[BEGIN DATA ENTRIES]

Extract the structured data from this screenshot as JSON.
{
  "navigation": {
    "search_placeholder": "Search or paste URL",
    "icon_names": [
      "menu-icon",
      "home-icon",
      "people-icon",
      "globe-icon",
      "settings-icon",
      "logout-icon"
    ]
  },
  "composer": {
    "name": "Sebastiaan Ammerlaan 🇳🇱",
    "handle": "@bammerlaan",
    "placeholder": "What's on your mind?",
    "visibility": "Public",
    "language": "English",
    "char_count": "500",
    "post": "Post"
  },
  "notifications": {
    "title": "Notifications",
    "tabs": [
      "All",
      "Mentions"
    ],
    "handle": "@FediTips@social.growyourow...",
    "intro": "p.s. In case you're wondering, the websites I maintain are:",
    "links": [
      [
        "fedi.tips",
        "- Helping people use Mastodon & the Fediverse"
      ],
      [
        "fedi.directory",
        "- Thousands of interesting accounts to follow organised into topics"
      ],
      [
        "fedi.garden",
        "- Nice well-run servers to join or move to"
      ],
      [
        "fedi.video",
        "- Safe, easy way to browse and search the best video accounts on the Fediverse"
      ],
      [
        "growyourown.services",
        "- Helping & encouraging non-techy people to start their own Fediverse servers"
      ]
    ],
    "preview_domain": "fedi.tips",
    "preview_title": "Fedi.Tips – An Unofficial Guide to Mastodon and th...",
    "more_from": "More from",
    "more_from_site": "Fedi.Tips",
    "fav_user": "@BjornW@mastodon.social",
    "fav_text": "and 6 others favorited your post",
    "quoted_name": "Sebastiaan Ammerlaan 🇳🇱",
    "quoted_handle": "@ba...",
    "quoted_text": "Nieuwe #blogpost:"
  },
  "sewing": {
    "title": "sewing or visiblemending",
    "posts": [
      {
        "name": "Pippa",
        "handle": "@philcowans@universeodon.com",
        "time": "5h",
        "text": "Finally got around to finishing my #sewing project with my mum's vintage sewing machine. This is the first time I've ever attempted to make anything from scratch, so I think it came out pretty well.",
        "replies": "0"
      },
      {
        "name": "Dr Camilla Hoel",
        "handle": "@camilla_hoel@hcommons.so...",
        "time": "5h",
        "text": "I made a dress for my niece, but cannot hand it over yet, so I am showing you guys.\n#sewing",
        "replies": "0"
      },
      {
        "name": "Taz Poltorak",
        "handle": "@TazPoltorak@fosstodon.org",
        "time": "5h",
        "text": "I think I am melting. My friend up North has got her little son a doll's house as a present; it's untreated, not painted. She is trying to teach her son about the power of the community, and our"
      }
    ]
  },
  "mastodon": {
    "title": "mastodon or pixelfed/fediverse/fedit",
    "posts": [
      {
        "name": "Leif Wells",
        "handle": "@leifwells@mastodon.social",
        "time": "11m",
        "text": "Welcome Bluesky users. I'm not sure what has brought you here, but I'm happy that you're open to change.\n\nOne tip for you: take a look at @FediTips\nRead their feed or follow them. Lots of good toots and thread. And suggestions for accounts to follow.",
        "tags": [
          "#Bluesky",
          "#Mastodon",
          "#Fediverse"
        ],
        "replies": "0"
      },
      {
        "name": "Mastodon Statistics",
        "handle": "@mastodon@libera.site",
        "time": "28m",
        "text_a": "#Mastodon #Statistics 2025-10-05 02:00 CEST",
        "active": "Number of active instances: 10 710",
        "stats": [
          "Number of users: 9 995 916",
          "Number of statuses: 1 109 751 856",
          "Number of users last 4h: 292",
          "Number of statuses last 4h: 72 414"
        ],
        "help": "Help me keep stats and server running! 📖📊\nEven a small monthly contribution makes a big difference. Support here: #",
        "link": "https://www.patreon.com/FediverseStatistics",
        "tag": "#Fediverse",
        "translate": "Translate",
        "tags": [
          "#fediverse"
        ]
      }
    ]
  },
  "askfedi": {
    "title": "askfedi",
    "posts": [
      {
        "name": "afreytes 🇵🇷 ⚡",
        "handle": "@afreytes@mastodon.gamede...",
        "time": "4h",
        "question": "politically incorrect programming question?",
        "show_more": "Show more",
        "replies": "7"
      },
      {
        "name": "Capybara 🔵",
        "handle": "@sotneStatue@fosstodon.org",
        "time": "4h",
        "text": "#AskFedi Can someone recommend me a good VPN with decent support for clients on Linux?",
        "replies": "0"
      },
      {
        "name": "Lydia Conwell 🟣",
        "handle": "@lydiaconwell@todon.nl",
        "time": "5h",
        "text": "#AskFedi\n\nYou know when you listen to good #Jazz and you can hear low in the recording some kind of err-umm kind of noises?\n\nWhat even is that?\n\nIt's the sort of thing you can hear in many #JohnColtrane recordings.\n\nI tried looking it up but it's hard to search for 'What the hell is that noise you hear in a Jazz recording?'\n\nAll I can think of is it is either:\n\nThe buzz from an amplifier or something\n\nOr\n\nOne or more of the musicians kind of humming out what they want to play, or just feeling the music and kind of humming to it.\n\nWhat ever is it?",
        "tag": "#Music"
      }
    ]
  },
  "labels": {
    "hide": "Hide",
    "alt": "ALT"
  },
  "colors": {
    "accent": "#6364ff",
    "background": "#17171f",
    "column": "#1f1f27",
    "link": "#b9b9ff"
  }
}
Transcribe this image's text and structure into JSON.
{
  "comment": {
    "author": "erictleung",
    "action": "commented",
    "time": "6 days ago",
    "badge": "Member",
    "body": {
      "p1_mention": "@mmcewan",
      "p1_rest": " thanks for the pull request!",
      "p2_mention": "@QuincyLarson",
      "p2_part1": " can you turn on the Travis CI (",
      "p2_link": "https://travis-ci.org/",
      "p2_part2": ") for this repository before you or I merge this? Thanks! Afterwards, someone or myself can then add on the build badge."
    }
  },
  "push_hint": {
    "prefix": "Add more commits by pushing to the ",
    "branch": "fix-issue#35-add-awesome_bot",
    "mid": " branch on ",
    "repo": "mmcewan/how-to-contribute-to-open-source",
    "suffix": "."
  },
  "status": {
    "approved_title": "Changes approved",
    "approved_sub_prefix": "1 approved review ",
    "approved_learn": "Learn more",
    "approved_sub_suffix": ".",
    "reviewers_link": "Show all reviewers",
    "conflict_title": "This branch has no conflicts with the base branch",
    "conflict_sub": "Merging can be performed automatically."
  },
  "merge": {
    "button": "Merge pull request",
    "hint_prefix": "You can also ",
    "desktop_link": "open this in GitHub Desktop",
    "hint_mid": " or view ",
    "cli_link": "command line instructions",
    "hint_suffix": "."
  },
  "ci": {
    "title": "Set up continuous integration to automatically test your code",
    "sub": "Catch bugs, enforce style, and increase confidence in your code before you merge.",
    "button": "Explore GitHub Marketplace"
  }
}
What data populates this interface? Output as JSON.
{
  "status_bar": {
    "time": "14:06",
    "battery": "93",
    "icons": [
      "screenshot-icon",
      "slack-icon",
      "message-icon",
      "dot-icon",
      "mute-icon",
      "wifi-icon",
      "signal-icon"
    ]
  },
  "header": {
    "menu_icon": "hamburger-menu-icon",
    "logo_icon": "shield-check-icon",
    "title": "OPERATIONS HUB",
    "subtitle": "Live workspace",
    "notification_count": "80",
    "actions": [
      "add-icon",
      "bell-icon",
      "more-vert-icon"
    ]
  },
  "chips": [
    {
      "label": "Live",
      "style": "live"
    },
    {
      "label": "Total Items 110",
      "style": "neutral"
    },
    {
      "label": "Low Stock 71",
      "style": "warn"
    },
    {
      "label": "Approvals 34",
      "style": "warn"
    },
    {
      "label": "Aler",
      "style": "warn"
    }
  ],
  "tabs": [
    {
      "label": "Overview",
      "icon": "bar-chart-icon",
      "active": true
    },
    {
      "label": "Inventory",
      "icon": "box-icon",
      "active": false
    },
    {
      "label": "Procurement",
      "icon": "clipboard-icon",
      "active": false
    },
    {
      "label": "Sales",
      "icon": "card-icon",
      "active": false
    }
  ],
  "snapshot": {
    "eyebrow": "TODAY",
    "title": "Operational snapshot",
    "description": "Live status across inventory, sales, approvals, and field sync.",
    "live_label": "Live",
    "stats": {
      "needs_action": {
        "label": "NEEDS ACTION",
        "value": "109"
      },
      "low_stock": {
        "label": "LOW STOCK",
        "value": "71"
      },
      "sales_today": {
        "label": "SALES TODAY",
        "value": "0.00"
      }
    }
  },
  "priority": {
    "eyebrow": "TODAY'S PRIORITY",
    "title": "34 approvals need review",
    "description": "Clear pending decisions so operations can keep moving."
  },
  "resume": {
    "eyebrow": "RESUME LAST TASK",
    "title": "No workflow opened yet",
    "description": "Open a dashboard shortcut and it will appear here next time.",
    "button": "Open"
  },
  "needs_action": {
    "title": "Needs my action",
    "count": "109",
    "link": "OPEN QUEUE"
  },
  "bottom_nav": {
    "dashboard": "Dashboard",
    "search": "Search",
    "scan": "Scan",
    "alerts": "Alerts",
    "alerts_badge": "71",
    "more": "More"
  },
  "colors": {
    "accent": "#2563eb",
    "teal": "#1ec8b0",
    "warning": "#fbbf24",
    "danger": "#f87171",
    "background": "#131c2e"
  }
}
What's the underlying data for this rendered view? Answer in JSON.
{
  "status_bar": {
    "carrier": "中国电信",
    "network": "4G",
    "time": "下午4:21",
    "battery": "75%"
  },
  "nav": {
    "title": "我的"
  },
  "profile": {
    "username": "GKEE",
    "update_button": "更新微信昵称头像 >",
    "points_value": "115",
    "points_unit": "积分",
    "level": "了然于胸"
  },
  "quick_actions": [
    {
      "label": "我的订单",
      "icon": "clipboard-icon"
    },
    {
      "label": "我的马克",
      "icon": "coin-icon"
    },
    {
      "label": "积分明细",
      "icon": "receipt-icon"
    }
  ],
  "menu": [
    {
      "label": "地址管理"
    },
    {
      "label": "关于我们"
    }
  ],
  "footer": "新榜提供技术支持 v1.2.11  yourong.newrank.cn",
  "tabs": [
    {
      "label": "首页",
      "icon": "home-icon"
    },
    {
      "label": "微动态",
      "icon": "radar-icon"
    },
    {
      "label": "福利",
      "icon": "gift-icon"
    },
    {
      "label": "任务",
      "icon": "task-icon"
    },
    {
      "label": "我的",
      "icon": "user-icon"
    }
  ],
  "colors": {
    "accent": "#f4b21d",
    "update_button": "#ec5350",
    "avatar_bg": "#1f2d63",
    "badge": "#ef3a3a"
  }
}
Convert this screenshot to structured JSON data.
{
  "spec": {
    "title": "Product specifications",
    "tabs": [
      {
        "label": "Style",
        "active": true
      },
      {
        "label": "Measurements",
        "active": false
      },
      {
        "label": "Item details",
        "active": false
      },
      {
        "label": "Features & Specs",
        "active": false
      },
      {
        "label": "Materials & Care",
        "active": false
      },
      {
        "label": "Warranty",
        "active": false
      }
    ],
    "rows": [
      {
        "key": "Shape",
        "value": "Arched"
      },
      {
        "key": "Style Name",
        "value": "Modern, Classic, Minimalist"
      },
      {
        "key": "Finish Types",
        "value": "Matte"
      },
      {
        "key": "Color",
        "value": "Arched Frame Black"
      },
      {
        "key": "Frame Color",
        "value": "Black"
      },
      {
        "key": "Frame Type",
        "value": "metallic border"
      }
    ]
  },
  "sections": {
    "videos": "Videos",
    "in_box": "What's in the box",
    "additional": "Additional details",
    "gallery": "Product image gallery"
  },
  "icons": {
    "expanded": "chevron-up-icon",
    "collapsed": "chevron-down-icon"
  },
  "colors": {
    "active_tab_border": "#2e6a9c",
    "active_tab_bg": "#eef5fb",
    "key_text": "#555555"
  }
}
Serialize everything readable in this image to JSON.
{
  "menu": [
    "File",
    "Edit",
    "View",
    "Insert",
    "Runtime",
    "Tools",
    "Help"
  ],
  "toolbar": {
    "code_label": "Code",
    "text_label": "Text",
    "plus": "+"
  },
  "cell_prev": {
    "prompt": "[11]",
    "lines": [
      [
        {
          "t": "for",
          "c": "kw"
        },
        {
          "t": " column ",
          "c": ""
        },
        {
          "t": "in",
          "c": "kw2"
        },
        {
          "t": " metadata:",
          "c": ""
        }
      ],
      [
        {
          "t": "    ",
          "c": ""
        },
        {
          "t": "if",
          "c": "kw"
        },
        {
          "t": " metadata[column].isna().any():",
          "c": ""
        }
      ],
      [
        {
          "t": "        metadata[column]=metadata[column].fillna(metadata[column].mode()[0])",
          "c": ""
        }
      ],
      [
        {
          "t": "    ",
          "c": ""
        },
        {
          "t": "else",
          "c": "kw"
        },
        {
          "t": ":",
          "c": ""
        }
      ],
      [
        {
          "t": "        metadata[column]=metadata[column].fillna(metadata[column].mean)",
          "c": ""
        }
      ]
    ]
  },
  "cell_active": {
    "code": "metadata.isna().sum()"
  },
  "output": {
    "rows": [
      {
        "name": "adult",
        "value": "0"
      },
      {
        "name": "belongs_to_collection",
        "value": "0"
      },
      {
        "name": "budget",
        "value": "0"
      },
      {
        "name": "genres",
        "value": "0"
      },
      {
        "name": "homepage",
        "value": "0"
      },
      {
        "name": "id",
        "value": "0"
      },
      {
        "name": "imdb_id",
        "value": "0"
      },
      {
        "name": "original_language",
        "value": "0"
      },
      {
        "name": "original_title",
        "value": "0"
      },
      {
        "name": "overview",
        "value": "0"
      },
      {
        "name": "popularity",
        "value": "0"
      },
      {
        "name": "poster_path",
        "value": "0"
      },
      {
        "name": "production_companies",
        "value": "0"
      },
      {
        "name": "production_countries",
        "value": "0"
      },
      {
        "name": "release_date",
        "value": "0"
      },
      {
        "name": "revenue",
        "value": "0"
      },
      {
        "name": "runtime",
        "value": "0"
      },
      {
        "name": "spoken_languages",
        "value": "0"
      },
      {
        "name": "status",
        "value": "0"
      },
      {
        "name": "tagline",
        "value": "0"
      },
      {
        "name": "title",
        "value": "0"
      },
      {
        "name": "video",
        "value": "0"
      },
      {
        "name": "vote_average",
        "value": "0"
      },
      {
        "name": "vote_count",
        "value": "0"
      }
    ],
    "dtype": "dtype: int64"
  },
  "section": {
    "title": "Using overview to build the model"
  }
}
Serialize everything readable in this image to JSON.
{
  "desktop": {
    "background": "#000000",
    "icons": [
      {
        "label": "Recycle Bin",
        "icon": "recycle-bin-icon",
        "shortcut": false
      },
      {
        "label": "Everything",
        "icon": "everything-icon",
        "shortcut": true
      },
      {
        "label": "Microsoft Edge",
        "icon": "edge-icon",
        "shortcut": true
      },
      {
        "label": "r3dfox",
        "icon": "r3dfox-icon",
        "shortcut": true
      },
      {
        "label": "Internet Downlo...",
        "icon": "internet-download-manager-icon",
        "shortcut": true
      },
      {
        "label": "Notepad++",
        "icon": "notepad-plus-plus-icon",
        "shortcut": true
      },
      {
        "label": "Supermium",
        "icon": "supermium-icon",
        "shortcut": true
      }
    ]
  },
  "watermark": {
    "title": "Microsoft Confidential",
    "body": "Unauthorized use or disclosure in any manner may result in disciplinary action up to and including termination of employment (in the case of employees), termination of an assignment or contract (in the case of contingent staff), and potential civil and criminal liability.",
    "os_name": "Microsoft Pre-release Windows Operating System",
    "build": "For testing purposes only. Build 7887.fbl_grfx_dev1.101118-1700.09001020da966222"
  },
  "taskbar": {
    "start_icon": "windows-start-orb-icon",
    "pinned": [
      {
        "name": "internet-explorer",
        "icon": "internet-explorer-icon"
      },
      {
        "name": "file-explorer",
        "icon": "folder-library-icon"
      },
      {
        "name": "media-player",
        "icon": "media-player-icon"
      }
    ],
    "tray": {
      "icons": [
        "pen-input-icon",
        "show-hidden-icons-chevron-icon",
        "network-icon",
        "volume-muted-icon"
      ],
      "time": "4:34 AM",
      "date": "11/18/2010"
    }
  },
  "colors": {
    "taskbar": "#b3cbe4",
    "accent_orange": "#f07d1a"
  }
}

[END DATA ENTRIES]

> _OBJECTIVE_
Extract lines where the string "background" occurs.

> _OUTPUT BELOW_
    "background": "#17171f",
    "background": "#131c2e"
    "background": "#000000",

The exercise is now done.